=== The records ===
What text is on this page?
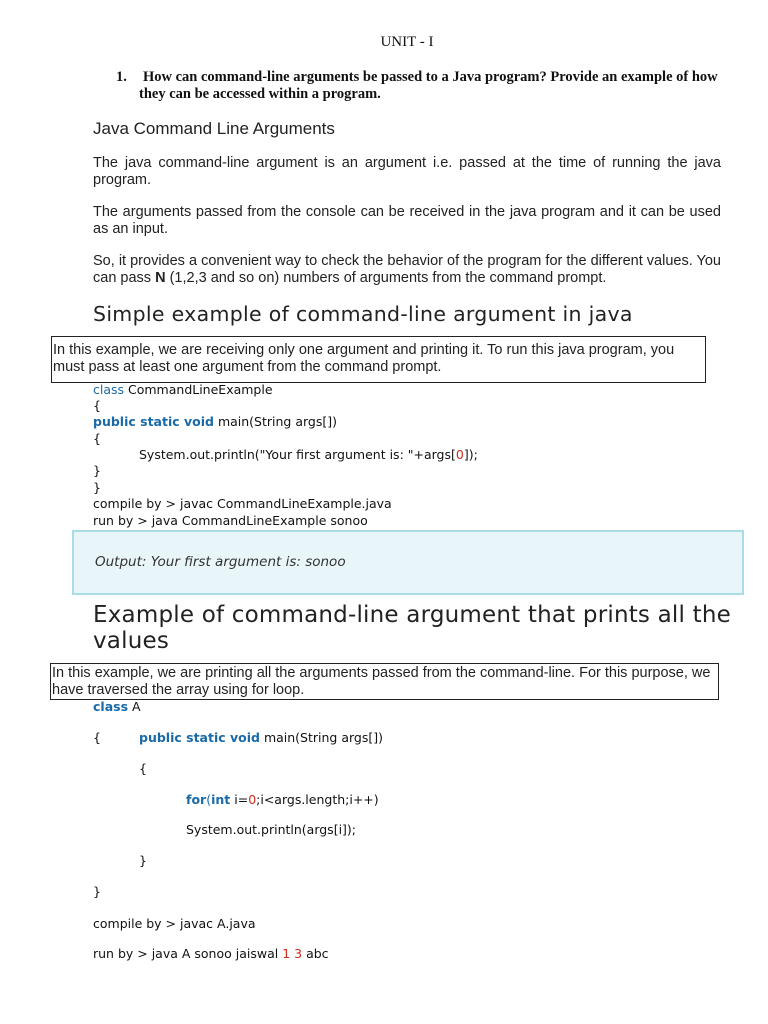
UNIT - I
1. How can command-line arguments be passed to a Java program? Provide an example of how they can be accessed within a program.
Java Command Line Arguments
The java command-line argument is an argument i.e. passed at the time of running the java program.
The arguments passed from the console can be received in the java program and it can be used as an input.
So, it provides a convenient way to check the behavior of the program for the different values. You can pass N (1,2,3 and so on) numbers of arguments from the command prompt.
Simple example of command-line argument in java
In this example, we are receiving only one argument and printing it. To run this java program, you must pass at least one argument from the command prompt.
class CommandLineExample
{
public static void main(String args[])
{
System.out.println("Your first argument is: "+args[0]);
}
}
compile by > javac CommandLineExample.java
run by > java CommandLineExample sonoo
Output: Your first argument is: sonoo
Example of command-line argument that prints all the values
In this example, we are printing all the arguments passed from the command-line. For this purpose, we have traversed the array using for loop.
class A
{	public static void main(String args[])
{
for(int i=0;i<args.length;i++)
System.out.println(args[i]);
}
}
compile by > javac A.java
run by > java A sonoo jaiswal 1 3 abc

=== Written request ===
Look above for every line with the word "passed" and copy it.

=== Result ===
1. How can command-line arguments be passed to a Java program? Provide an example of how they can be accessed within a program.
The java command-line argument is an argument i.e. passed at the time of running the java program.
The arguments passed from the console can be received in the java program and it can be used as an input.
In this example, we are printing all the arguments passed from the command-line. For this purpose, we have traversed the array using for loop.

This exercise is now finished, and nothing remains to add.